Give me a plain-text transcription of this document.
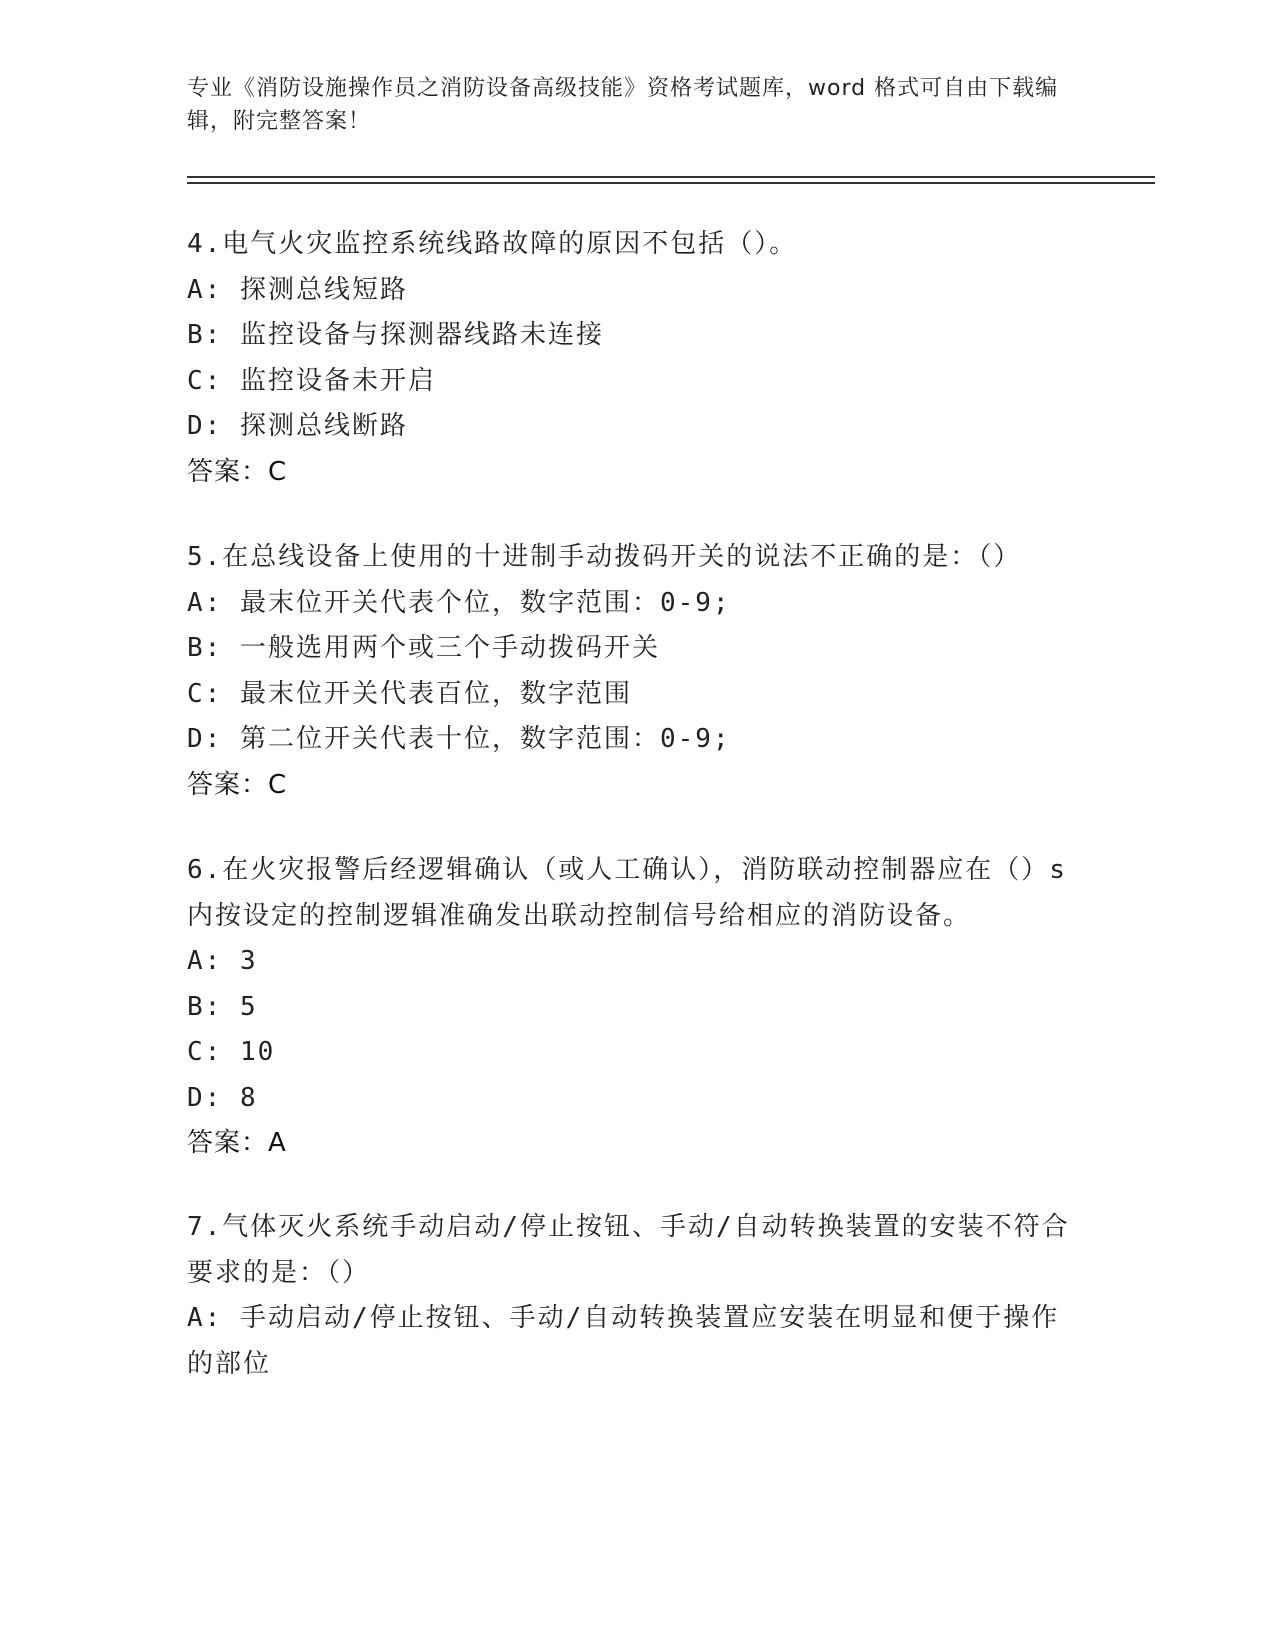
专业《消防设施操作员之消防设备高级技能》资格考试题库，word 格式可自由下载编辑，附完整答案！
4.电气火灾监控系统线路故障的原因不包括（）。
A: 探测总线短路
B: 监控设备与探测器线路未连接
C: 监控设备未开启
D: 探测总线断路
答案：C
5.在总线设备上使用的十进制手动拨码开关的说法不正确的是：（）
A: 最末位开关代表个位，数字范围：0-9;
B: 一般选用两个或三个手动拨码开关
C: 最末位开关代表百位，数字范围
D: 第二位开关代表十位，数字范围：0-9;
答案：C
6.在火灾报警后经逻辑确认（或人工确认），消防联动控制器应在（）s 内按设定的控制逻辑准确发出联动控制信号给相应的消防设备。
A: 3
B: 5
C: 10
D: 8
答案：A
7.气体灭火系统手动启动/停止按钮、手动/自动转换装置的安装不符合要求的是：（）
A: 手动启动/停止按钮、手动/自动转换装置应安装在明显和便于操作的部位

*-*-*

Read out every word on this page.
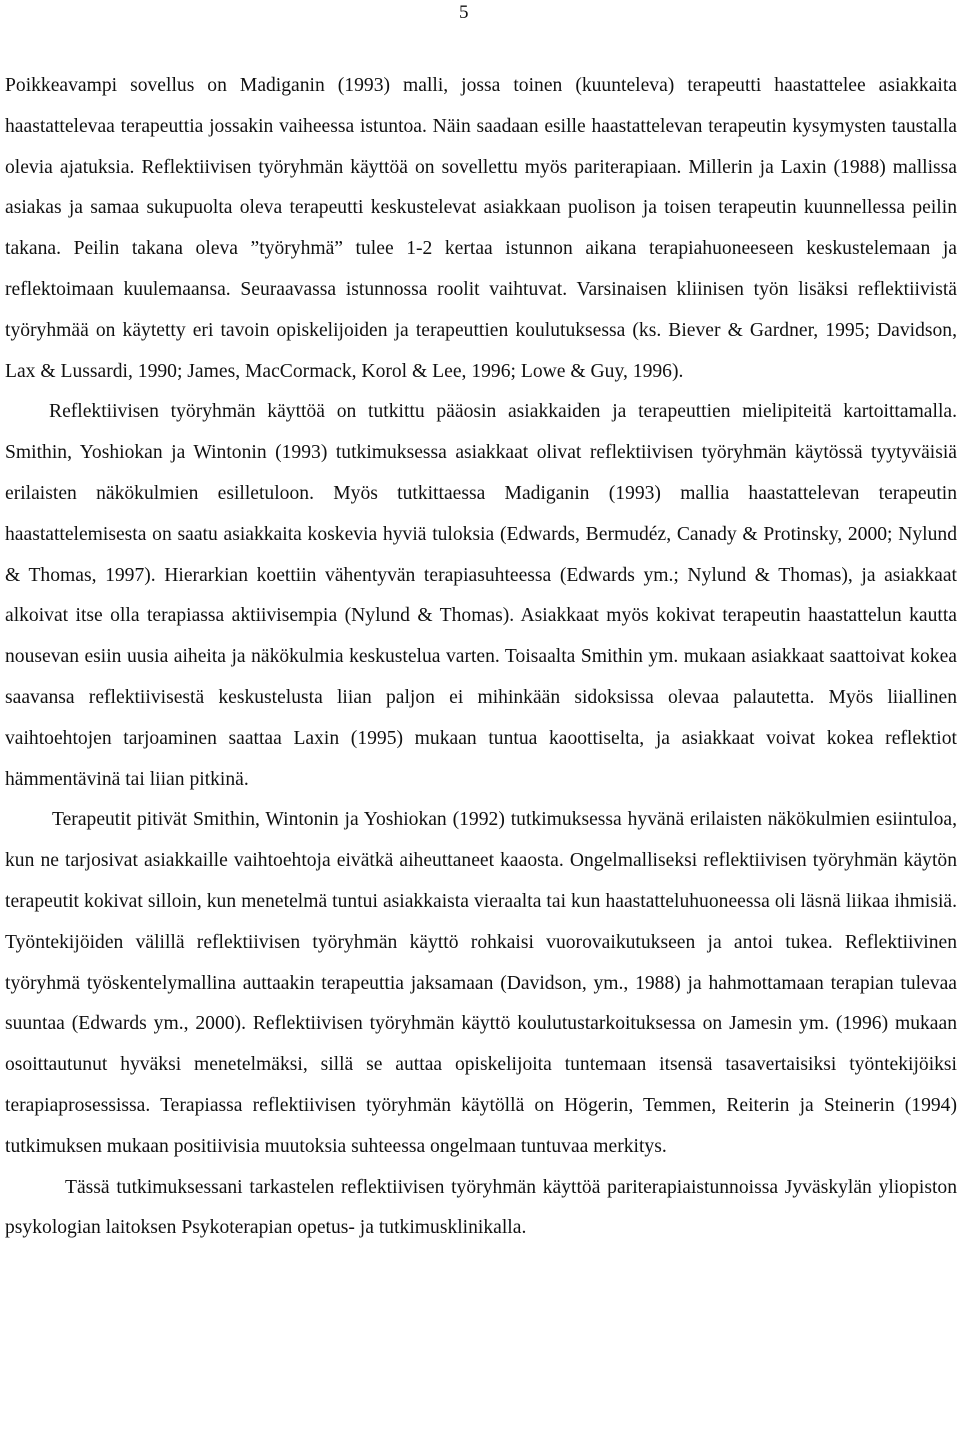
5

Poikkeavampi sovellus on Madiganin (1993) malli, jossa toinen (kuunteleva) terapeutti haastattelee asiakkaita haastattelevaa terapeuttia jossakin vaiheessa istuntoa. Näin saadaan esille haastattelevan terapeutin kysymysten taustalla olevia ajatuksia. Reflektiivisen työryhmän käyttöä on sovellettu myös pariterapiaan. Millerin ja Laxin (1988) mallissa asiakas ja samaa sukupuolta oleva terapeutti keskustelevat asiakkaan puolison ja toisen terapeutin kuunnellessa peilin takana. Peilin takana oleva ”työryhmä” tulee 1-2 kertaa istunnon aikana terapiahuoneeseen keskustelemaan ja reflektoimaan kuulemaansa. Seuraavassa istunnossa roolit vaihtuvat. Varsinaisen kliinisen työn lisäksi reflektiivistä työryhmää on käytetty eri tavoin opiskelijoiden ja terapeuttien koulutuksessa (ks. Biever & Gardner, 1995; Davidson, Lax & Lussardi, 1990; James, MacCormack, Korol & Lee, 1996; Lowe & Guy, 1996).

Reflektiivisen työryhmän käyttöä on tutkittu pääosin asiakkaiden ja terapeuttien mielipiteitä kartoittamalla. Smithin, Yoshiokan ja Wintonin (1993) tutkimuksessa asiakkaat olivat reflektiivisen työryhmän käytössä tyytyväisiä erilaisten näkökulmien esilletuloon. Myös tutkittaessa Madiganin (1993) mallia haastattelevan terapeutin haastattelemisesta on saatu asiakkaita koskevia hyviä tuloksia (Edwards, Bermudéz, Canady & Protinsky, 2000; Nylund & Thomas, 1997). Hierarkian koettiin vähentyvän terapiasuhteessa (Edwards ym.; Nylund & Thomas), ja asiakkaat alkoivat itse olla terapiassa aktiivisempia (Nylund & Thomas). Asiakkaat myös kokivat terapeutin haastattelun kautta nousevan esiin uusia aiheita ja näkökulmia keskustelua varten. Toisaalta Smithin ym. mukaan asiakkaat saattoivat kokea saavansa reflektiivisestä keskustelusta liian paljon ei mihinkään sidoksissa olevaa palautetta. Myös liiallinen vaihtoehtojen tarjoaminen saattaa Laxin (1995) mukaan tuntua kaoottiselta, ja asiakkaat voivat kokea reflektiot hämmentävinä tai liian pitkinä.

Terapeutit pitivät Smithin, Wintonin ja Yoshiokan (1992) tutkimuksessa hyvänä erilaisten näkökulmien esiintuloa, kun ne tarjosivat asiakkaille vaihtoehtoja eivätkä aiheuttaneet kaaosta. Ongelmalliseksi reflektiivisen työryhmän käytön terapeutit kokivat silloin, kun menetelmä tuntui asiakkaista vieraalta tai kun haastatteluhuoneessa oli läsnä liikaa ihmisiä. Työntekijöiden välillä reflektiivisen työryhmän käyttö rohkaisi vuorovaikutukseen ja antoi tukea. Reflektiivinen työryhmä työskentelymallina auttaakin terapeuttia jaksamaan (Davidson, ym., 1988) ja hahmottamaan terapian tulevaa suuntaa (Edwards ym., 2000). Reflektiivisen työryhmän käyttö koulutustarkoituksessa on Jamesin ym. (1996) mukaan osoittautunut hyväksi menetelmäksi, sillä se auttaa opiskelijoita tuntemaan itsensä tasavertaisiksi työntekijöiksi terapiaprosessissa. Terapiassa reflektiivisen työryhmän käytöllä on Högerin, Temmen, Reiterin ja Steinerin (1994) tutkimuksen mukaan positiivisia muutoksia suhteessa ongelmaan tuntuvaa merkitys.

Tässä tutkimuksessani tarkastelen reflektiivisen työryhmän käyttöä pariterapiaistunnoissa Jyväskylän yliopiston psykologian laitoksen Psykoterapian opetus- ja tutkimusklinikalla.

*-*-*

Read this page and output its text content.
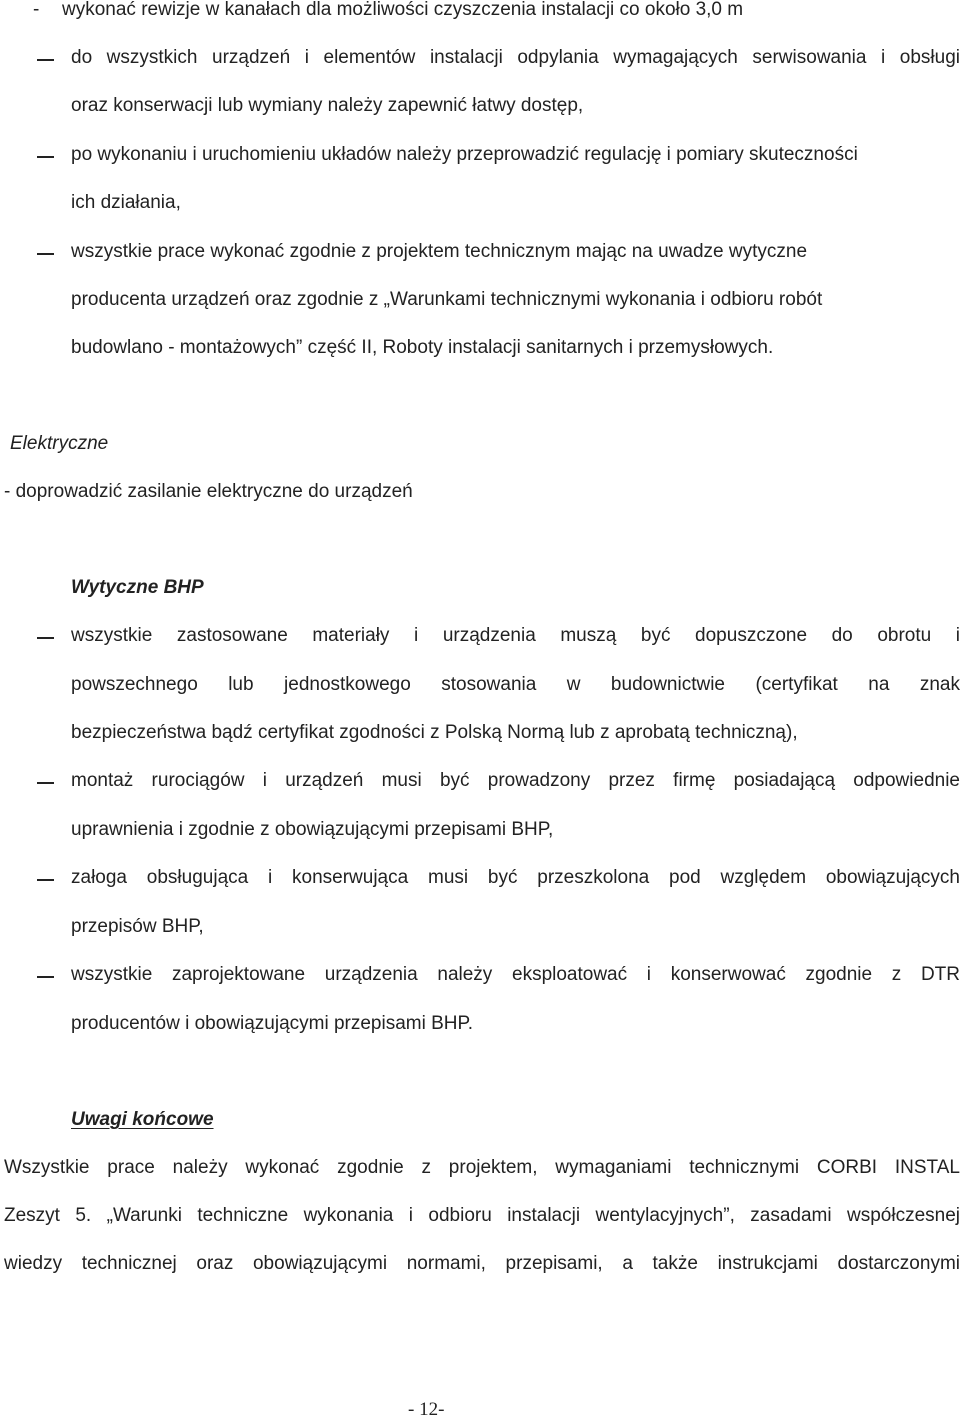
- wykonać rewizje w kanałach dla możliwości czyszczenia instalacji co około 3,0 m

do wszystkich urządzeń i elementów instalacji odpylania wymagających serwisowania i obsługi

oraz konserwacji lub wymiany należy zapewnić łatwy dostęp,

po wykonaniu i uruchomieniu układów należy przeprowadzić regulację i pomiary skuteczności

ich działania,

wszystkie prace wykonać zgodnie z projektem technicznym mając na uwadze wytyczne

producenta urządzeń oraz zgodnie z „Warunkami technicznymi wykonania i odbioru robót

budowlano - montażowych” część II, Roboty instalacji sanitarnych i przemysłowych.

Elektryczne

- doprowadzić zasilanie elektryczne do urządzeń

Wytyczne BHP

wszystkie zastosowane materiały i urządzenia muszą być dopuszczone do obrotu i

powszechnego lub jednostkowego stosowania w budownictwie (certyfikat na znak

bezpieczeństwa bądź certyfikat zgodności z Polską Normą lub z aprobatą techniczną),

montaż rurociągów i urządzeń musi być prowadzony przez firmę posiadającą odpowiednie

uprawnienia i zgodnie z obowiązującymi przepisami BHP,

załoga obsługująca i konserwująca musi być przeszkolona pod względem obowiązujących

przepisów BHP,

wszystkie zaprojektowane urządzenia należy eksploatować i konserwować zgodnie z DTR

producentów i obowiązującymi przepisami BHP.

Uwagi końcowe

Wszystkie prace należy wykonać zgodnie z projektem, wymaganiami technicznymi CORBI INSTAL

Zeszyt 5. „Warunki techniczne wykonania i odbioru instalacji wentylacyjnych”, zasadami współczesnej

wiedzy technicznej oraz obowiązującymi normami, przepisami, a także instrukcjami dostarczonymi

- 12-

*-*-*

*Task objective*
Write only the number of lines in the records that include the word "prace".

*Full answer*
2